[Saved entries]
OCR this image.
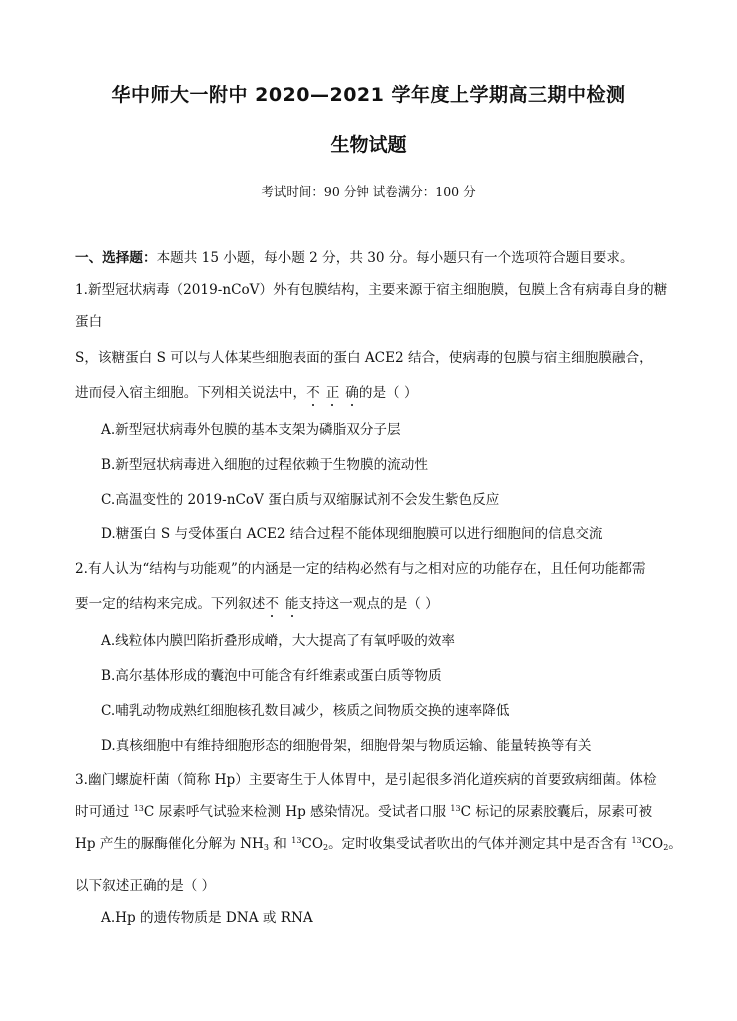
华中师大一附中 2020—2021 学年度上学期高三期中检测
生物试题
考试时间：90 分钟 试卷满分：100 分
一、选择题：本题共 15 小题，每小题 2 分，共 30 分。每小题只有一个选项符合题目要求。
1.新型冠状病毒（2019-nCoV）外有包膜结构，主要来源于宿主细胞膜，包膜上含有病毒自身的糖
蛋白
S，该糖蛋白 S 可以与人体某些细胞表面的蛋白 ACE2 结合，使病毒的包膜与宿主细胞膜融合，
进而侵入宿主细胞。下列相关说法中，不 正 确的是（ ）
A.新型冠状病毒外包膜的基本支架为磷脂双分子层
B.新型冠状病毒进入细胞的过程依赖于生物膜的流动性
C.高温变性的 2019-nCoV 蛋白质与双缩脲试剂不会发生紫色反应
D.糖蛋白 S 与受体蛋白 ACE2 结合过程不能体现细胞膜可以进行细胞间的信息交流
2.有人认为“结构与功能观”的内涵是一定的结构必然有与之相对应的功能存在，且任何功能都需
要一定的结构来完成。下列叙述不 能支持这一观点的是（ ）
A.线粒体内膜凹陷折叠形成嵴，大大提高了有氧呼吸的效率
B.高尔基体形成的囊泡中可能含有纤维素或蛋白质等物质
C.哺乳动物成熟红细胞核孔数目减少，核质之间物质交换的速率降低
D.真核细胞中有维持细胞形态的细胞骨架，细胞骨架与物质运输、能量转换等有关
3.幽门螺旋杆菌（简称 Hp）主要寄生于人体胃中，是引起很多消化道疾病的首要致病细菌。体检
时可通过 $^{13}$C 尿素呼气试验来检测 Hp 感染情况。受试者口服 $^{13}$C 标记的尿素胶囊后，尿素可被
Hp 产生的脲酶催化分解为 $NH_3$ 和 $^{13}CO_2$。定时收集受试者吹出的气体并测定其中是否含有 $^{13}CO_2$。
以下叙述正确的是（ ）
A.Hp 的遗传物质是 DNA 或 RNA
* * *
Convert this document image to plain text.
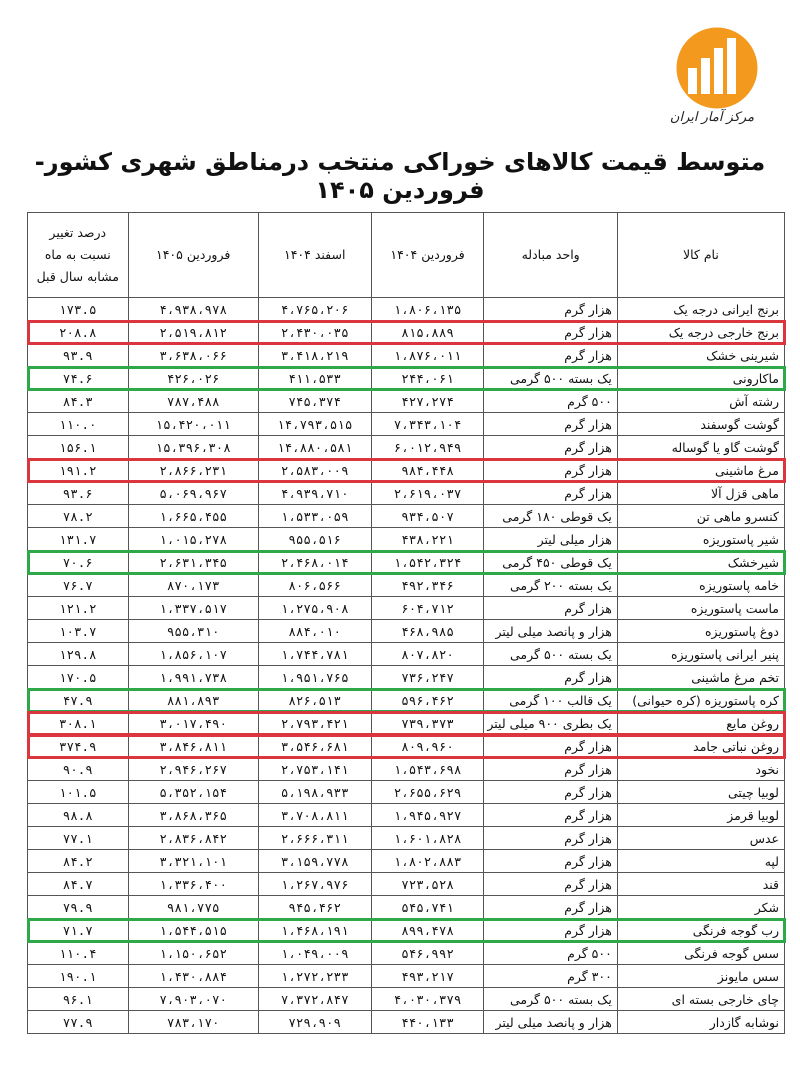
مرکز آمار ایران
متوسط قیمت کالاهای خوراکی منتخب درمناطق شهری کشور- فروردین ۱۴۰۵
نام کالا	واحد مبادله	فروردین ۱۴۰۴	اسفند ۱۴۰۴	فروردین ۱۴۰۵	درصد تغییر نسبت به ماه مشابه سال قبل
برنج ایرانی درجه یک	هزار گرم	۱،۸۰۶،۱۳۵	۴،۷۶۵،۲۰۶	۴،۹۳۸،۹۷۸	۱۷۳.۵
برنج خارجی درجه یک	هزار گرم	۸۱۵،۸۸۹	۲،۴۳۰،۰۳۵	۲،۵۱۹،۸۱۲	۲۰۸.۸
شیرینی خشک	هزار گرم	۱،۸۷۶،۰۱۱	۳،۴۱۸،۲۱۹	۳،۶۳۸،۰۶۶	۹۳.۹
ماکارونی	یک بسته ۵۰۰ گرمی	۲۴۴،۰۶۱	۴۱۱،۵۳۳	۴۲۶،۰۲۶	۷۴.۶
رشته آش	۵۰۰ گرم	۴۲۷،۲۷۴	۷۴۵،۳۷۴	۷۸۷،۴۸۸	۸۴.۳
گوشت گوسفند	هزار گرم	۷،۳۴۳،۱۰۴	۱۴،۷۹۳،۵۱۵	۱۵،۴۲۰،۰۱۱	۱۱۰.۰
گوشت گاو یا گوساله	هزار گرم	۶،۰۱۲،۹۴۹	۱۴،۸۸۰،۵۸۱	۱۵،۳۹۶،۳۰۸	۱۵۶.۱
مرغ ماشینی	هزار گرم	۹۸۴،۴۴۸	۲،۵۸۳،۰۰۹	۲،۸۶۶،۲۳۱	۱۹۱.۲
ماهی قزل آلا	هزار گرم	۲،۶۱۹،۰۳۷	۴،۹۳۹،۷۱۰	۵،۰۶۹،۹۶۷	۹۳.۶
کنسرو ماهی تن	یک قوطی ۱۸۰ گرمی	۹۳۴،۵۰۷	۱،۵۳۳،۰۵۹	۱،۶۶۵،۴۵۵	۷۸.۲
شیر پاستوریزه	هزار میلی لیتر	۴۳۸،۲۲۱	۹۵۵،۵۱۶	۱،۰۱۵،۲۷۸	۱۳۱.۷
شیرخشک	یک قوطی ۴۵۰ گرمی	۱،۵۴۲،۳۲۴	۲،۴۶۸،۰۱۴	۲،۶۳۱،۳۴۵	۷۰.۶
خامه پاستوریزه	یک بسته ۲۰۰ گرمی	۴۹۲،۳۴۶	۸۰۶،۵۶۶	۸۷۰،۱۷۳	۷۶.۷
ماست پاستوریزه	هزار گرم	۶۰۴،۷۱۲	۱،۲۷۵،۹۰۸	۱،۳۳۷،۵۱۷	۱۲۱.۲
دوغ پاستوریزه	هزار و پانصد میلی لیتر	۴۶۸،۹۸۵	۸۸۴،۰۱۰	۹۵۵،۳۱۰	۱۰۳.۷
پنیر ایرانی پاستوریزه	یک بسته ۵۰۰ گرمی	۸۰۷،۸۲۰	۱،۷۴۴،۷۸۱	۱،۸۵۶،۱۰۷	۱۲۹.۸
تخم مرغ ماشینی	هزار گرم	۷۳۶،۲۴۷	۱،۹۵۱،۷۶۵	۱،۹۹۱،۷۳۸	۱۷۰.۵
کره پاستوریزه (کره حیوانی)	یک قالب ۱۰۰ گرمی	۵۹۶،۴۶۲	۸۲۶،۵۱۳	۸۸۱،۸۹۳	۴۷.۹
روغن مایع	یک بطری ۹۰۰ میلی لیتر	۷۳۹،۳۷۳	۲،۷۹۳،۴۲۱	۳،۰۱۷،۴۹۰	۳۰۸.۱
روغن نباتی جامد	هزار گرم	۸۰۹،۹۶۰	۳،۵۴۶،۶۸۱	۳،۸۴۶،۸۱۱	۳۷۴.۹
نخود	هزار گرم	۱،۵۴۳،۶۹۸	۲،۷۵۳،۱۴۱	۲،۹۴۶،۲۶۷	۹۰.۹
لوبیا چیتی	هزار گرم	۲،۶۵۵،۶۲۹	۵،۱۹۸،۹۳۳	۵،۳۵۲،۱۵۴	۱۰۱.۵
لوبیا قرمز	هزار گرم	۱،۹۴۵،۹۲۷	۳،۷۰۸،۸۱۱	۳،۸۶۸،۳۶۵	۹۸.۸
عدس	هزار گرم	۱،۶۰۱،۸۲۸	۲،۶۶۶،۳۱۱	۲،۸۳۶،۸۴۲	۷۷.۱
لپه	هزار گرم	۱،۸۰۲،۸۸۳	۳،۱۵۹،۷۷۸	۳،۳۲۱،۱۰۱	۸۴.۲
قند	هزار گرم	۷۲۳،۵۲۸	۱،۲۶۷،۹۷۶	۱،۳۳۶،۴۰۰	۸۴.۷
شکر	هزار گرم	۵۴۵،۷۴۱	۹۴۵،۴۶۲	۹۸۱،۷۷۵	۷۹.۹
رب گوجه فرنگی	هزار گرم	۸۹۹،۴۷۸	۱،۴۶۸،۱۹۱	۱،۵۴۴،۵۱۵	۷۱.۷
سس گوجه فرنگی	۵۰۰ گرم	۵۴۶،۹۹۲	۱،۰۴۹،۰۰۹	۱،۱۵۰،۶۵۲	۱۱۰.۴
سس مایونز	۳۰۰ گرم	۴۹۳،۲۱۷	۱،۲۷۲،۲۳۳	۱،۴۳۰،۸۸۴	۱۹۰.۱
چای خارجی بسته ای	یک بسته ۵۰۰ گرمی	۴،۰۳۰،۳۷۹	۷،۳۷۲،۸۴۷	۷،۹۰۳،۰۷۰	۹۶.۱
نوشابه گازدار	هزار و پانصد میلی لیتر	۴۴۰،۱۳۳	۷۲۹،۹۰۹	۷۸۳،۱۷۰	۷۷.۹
---
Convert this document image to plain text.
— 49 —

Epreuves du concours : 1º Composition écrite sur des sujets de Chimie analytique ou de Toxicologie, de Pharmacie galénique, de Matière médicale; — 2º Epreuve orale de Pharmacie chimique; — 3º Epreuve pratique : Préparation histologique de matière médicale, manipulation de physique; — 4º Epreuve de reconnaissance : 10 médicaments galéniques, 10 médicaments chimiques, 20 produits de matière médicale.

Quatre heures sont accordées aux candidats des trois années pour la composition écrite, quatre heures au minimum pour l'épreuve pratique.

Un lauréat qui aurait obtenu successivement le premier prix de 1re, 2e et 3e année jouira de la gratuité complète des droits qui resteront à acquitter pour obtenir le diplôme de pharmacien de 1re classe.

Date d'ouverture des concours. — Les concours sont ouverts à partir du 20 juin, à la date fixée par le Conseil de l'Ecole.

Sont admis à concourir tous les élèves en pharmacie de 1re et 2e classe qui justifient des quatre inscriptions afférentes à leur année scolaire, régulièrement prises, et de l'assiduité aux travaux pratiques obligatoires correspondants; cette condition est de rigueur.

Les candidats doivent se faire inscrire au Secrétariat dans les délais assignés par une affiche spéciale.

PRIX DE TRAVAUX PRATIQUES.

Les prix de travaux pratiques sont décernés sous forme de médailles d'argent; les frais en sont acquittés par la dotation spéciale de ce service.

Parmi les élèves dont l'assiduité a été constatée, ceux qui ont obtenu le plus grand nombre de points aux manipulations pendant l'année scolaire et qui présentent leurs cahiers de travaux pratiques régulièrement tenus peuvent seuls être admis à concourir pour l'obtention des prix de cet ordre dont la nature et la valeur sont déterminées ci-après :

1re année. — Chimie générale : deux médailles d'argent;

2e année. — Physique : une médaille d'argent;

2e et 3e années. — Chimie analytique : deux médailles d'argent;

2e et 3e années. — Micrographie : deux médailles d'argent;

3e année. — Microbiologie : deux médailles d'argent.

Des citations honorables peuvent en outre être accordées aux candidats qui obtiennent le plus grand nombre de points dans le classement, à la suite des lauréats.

#### Exercise brief:
Show each line holding the word "années".

#### Exercise solution:
Quatre heures sont accordées aux candidats des trois années pour la composition écrite, quatre heures au minimum pour l'épreuve pratique.
2e et 3e années. — Chimie analytique : deux médailles d'argent;
2e et 3e années. — Micrographie : deux médailles d'argent;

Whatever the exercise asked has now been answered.